- [Activity]
Only lines that contain the word "Canadian" are to be returned from the data below.

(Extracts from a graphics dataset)
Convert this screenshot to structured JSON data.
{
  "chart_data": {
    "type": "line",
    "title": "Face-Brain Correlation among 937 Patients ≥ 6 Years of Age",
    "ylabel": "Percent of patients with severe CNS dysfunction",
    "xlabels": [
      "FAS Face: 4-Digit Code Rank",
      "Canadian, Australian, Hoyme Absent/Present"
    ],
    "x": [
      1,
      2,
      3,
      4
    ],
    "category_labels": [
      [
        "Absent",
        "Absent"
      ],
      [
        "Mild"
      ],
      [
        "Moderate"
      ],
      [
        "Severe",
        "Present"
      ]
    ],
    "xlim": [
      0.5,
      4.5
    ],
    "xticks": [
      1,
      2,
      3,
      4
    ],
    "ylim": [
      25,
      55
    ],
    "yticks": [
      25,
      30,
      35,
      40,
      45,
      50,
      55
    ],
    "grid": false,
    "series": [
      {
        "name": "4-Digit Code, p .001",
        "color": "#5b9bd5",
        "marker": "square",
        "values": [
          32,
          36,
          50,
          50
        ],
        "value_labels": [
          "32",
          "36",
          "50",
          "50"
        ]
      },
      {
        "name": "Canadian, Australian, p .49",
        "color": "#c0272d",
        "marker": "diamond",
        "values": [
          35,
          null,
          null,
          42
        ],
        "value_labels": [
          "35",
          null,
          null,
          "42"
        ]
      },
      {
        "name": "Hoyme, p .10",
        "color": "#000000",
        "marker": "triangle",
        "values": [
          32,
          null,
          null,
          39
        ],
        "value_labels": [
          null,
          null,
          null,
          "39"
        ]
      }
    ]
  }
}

- [Task response]
      "Canadian, Australian, Hoyme Absent/Present"
        "name": "Canadian, Australian, p .49",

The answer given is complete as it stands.